Data excerpts:
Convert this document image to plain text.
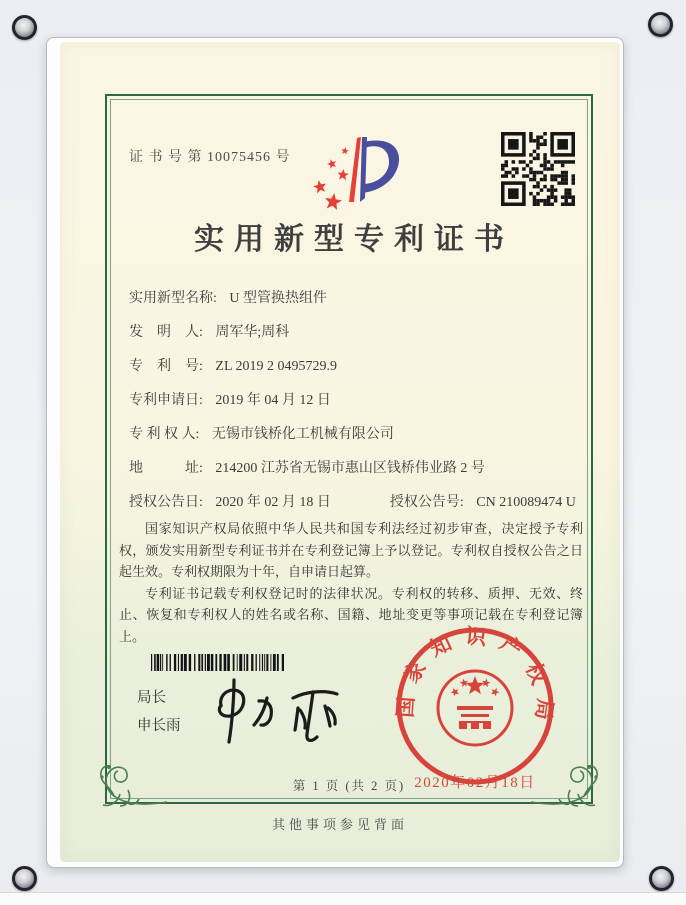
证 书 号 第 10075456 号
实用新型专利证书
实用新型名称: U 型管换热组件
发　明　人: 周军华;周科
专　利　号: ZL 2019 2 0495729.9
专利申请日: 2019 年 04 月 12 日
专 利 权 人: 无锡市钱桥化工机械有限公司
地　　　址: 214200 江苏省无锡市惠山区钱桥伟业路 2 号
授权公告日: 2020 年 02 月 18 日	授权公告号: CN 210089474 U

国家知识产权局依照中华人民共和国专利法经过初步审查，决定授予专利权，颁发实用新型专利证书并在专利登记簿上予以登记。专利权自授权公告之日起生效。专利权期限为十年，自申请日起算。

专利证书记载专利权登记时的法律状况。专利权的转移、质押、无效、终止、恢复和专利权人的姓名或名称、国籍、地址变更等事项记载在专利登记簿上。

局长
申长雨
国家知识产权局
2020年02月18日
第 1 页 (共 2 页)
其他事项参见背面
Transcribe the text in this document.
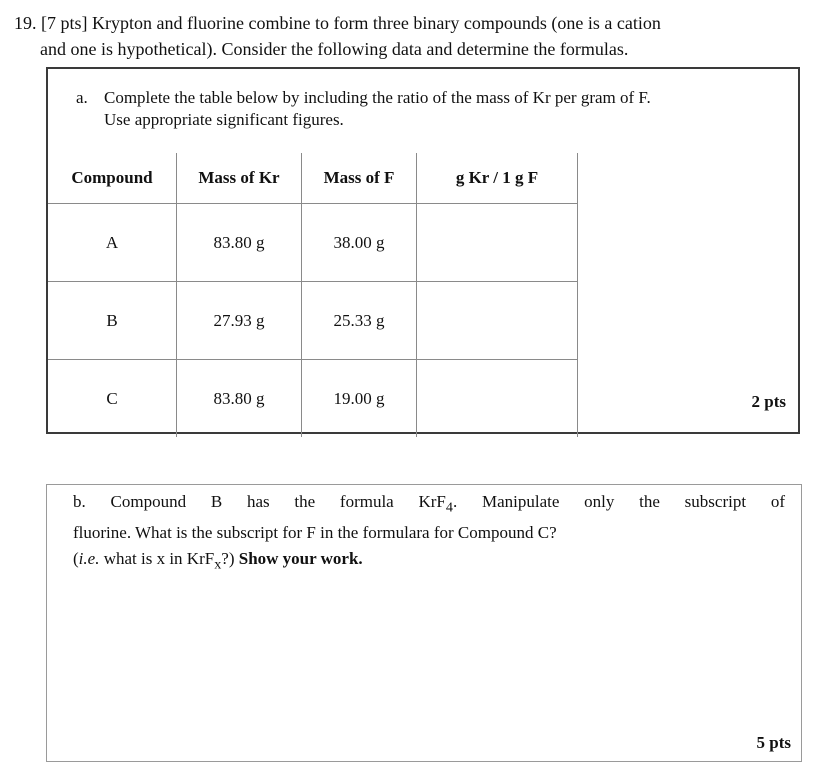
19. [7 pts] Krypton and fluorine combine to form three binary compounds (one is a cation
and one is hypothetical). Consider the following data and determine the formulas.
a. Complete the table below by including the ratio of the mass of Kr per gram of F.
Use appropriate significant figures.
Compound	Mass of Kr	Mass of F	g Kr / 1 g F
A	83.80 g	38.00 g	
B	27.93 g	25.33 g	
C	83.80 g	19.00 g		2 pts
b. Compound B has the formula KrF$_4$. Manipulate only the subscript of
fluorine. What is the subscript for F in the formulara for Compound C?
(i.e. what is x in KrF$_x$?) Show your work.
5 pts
==
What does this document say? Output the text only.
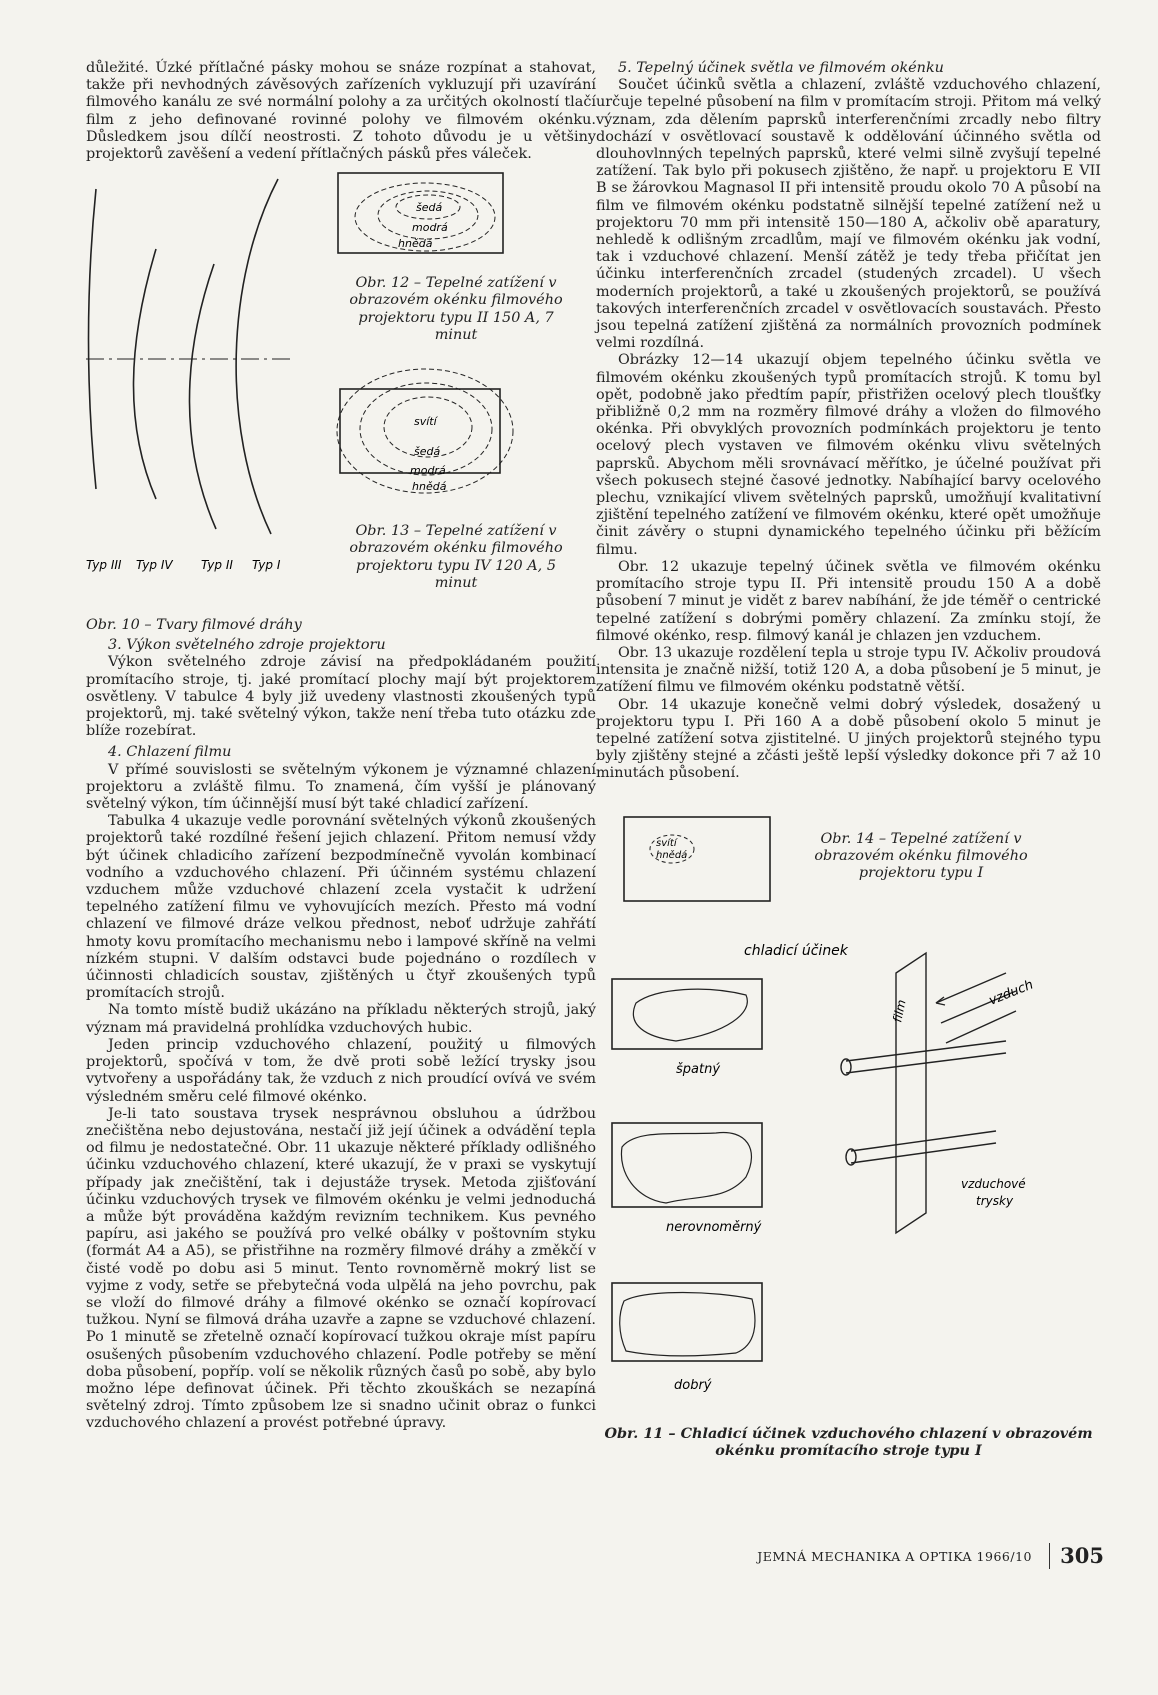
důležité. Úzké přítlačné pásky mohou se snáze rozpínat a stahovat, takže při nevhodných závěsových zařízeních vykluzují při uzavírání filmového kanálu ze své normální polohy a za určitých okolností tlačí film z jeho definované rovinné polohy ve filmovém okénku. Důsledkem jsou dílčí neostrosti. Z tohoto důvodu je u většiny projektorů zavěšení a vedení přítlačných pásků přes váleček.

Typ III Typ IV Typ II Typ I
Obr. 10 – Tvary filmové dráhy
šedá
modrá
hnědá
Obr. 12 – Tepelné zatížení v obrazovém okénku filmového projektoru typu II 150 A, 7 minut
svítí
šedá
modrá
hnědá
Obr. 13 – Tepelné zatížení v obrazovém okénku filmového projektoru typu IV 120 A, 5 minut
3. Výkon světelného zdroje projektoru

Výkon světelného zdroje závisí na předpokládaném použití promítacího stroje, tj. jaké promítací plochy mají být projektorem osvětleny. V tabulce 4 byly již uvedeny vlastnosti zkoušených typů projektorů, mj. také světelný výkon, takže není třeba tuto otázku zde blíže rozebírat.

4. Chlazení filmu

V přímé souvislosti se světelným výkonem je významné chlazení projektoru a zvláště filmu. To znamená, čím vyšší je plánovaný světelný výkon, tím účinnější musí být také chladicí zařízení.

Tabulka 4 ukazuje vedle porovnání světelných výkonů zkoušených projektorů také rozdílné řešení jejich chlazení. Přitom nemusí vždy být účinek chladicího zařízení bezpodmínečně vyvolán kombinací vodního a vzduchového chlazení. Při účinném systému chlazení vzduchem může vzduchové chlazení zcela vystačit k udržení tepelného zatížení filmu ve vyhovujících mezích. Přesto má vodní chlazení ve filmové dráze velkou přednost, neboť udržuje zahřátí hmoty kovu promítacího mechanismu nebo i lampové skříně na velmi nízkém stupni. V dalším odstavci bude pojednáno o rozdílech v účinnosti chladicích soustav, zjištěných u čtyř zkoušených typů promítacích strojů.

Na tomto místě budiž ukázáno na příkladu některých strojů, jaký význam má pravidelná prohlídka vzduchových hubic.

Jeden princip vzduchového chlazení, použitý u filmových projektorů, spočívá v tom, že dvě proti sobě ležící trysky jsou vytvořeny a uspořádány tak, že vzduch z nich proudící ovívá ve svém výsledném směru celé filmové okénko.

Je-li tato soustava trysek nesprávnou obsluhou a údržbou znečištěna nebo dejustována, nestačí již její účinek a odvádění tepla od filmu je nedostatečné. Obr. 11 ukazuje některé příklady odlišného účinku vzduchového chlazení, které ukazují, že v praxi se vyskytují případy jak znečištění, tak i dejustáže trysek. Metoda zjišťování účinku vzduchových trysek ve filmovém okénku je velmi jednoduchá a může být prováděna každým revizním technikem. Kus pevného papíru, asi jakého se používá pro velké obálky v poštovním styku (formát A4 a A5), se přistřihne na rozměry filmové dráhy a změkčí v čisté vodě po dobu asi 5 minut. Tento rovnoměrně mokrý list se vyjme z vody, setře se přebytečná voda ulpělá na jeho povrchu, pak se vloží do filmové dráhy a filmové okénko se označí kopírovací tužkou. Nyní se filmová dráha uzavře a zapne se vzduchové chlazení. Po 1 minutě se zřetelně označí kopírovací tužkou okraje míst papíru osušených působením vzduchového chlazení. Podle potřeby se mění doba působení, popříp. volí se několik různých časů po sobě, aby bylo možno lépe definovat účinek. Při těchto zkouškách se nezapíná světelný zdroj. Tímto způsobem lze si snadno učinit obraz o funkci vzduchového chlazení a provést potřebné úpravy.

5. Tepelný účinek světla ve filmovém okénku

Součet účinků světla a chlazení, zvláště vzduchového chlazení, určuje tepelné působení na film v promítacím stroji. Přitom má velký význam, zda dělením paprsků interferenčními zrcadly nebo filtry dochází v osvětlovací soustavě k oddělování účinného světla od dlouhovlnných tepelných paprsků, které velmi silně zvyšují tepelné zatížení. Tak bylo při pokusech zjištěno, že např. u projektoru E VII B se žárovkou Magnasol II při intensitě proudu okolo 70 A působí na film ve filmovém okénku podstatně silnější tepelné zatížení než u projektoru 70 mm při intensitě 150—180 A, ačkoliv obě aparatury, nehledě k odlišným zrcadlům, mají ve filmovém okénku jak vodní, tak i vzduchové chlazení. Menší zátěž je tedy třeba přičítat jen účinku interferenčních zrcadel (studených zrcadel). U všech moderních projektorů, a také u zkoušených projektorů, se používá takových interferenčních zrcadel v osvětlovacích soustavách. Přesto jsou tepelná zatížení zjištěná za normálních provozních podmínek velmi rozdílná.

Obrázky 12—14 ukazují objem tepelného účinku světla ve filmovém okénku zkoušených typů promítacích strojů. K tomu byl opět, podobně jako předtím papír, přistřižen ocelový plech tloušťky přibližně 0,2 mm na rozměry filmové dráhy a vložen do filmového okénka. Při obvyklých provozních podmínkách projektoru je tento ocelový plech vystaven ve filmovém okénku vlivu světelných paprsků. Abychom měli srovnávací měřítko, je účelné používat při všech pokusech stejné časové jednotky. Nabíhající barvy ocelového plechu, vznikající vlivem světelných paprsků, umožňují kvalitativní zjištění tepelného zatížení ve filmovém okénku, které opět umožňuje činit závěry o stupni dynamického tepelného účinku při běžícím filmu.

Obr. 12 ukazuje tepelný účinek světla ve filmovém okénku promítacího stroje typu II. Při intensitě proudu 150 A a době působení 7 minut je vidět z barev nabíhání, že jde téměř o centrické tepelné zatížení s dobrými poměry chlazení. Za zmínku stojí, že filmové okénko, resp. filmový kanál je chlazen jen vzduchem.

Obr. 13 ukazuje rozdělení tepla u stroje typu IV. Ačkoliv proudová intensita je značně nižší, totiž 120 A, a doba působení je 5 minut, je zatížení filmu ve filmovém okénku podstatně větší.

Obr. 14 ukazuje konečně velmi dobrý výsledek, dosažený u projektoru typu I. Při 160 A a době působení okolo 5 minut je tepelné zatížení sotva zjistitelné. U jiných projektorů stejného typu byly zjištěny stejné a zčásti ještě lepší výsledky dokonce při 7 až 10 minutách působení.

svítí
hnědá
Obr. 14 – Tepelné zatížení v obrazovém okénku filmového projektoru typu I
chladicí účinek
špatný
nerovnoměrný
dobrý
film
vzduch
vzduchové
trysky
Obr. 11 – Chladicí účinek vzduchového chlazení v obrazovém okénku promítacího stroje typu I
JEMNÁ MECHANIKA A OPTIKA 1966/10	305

**The request**
Pull out and copy each line containing the string "subscript".

**Solution for this task**
b. Compound B has the formula KrF$_4$. Manipulate only the subscript of
fluorine. What is the subscript for F in the formulara for Compound C?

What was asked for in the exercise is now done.